*DATA LISTING:*

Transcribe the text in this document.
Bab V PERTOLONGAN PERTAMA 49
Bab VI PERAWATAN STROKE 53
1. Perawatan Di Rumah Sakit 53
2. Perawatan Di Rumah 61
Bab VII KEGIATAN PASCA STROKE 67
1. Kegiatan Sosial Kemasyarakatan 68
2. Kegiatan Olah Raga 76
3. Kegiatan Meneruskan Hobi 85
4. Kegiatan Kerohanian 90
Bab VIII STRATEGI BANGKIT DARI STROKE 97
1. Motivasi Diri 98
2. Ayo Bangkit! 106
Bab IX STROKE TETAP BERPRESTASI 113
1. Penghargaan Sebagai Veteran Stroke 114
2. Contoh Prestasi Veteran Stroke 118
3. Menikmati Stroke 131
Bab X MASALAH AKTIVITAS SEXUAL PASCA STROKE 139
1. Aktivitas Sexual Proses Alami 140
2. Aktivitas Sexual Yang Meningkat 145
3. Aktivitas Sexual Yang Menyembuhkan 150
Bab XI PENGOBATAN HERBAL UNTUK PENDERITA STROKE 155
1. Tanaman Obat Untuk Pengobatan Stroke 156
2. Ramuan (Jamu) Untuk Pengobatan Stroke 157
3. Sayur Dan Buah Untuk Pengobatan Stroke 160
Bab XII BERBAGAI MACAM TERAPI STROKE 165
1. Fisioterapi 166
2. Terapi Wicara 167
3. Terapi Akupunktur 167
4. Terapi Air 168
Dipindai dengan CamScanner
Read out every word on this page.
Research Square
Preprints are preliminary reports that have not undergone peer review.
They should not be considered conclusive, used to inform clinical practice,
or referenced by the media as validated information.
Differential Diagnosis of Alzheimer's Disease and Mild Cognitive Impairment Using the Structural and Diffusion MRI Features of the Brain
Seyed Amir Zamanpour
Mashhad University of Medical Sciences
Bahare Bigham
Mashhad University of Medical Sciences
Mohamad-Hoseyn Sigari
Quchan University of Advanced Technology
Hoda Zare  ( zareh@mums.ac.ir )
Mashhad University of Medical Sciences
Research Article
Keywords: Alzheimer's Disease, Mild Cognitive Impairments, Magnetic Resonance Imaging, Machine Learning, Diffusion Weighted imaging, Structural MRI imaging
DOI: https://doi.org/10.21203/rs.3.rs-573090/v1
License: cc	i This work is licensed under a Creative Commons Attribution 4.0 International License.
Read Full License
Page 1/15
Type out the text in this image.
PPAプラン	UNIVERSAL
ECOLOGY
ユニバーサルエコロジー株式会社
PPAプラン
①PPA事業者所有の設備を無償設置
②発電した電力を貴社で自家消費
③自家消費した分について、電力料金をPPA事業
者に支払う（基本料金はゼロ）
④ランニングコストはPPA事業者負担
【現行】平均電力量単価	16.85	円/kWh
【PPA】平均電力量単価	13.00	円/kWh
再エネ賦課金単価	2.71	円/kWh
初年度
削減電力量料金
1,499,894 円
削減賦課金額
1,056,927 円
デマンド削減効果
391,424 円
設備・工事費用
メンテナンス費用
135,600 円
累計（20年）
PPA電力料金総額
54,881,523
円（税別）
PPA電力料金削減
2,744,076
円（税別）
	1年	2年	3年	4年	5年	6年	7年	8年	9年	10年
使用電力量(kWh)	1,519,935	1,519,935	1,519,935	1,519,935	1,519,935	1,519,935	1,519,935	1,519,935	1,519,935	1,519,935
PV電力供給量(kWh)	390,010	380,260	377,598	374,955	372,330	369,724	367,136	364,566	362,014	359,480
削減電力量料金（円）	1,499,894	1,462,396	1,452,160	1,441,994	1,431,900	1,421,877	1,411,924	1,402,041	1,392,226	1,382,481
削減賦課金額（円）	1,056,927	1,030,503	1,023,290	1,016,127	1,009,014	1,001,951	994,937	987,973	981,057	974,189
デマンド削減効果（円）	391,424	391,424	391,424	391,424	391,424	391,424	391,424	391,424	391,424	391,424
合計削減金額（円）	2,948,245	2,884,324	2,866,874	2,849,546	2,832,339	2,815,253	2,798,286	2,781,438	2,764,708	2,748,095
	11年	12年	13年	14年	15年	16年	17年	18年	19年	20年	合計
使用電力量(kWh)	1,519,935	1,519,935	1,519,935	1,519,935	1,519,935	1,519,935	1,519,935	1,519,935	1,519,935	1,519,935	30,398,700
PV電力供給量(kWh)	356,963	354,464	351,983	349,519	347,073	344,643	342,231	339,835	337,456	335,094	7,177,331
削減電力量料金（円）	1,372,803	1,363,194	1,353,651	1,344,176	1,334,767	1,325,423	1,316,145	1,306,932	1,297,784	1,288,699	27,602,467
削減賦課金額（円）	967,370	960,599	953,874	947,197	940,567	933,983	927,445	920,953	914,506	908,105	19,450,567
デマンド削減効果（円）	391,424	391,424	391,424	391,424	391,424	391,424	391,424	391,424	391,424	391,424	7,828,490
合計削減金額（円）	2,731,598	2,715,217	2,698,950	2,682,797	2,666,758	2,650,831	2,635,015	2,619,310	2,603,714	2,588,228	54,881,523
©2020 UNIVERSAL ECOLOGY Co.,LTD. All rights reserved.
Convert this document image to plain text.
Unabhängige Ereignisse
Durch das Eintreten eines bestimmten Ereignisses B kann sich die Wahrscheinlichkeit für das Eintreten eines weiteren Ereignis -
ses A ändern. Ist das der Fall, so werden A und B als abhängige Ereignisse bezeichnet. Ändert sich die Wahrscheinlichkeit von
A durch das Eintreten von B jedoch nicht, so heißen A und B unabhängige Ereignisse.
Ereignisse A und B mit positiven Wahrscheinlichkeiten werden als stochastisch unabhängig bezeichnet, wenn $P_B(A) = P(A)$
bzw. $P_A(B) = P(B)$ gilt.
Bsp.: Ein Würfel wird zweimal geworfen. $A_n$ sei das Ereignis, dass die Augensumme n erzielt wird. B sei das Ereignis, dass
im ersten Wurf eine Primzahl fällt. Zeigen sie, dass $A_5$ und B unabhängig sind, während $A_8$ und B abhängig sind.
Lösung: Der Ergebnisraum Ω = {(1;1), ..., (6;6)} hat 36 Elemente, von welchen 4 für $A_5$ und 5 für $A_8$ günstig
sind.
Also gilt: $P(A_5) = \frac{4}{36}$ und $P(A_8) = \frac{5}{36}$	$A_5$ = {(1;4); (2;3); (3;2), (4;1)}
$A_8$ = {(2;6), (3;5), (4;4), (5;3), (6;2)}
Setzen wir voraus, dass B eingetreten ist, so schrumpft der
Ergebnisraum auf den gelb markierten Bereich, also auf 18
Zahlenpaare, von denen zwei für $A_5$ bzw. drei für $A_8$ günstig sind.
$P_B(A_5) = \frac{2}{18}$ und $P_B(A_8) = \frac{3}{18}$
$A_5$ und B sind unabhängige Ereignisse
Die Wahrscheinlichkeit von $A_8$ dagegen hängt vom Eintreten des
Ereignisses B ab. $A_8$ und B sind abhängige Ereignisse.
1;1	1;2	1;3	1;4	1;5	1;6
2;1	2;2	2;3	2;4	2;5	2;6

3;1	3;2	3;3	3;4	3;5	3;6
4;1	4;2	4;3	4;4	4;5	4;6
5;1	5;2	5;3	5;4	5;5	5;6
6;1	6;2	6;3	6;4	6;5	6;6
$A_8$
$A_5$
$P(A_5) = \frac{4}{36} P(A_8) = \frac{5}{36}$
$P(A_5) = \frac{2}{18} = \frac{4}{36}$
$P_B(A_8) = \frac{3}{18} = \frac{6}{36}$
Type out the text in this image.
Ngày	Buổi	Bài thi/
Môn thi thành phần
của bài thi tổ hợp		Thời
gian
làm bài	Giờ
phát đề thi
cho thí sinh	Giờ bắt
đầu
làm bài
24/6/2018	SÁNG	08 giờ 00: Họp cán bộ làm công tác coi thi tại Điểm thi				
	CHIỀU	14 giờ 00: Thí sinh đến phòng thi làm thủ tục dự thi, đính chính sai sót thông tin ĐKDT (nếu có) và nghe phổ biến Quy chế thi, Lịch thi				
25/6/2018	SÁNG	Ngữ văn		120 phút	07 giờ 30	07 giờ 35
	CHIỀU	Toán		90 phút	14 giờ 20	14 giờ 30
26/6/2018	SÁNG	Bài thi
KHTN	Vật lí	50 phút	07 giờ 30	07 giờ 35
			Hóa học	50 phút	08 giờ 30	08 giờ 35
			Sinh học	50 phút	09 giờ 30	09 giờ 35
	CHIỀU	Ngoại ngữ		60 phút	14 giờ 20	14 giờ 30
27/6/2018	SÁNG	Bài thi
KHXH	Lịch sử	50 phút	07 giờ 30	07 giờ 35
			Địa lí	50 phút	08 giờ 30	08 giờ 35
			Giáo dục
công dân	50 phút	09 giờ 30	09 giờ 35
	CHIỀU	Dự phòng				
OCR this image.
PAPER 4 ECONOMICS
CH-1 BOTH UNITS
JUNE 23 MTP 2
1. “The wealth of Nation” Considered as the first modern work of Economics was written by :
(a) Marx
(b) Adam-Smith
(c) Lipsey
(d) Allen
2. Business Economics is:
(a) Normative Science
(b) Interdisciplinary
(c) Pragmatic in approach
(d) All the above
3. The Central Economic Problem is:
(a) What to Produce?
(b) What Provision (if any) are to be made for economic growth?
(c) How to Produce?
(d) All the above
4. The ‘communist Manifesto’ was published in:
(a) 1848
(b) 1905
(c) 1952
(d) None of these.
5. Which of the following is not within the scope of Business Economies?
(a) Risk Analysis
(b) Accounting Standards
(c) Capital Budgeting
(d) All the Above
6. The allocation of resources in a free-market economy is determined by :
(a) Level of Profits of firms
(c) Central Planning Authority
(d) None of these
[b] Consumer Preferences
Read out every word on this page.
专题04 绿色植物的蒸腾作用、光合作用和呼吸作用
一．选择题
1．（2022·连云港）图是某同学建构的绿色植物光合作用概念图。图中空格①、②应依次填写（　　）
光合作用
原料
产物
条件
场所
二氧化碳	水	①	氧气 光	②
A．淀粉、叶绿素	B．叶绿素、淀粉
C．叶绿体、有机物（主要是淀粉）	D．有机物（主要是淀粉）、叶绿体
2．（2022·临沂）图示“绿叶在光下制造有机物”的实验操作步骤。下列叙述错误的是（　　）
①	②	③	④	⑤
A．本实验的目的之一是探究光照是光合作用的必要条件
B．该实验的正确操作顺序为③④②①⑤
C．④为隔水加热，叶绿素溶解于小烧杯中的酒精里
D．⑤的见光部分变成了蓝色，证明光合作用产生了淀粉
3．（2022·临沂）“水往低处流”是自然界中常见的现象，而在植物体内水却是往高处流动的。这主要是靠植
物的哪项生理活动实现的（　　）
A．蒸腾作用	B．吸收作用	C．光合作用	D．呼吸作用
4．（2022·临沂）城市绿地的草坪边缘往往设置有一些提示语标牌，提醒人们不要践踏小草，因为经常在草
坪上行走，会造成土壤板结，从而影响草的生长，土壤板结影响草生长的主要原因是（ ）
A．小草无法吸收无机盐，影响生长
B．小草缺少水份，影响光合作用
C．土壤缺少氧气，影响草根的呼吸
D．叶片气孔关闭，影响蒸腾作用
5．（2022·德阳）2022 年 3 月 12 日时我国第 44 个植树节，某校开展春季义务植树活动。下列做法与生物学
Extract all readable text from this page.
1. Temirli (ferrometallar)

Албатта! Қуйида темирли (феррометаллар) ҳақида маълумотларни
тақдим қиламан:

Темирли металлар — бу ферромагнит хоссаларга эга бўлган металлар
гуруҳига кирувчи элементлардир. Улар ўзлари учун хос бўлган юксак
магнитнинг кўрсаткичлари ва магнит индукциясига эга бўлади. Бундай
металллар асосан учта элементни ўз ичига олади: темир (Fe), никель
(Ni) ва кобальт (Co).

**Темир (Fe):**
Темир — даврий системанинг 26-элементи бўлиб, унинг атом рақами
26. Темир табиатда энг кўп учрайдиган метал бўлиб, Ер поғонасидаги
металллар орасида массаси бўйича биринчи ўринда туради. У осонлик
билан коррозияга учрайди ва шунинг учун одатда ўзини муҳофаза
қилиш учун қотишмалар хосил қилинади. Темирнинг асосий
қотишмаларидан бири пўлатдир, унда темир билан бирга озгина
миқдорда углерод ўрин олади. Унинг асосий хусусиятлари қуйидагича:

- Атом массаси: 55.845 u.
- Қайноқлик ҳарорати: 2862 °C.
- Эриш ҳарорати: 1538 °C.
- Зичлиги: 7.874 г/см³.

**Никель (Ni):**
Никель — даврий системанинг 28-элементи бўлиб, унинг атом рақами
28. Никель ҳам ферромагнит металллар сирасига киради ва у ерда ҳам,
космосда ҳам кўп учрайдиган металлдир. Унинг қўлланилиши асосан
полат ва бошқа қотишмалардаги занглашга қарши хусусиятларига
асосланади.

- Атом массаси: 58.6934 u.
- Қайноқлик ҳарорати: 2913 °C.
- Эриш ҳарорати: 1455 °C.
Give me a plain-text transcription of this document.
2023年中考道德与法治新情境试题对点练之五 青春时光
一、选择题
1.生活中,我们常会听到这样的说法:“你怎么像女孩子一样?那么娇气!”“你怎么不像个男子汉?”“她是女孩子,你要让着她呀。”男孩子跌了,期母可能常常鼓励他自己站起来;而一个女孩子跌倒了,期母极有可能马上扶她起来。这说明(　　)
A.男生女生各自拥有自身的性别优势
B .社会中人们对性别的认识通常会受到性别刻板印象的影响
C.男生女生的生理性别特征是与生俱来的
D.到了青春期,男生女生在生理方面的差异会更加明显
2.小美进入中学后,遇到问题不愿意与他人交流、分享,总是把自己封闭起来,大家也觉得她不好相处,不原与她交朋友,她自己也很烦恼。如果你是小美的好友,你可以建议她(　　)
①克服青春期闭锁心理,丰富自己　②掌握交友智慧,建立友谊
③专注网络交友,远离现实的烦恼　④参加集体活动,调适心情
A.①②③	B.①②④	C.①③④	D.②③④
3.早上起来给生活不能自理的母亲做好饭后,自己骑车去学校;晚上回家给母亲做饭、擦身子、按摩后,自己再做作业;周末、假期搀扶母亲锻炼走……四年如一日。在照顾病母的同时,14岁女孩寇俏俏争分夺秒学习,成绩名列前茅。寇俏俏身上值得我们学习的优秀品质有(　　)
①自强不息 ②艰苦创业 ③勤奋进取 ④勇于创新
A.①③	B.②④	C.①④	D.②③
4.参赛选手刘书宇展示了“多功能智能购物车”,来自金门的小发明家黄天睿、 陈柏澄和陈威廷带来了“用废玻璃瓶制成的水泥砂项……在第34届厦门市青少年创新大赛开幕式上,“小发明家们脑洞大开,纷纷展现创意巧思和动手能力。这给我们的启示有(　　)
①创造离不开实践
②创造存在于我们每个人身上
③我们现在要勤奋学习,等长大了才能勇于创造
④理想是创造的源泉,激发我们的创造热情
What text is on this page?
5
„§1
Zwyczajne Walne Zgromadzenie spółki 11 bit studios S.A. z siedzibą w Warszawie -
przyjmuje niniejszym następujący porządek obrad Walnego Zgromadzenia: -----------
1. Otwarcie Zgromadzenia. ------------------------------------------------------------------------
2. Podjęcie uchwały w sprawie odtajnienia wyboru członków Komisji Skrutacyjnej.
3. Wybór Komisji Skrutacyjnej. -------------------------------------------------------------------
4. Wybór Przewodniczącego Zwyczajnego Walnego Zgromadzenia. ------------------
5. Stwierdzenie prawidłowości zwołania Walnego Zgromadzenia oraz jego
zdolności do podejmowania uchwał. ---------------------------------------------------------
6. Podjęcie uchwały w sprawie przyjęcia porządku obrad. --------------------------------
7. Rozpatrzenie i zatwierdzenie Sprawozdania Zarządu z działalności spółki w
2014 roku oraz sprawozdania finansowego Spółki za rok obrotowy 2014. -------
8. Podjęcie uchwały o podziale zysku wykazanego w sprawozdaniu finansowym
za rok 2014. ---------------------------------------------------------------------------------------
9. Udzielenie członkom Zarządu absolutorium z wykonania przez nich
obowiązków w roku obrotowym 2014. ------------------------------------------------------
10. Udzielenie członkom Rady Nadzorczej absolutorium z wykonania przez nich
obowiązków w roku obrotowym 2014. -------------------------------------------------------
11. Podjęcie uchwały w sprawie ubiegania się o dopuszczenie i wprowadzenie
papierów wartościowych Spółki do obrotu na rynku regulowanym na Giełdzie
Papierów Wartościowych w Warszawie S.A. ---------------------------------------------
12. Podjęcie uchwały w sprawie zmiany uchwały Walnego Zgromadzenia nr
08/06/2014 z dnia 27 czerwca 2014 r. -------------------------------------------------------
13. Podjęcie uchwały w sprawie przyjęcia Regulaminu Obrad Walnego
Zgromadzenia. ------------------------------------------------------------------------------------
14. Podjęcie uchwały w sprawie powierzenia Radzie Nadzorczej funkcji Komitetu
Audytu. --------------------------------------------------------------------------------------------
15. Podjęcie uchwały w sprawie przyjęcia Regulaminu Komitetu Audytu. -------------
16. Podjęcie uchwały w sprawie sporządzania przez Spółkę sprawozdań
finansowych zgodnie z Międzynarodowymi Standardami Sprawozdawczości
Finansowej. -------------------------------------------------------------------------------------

*DIRECTIVE:*
Give only the count of lines in this material that contain the string "Warszawie".

*SOLUTION FOR THIS PROBLEM:*
2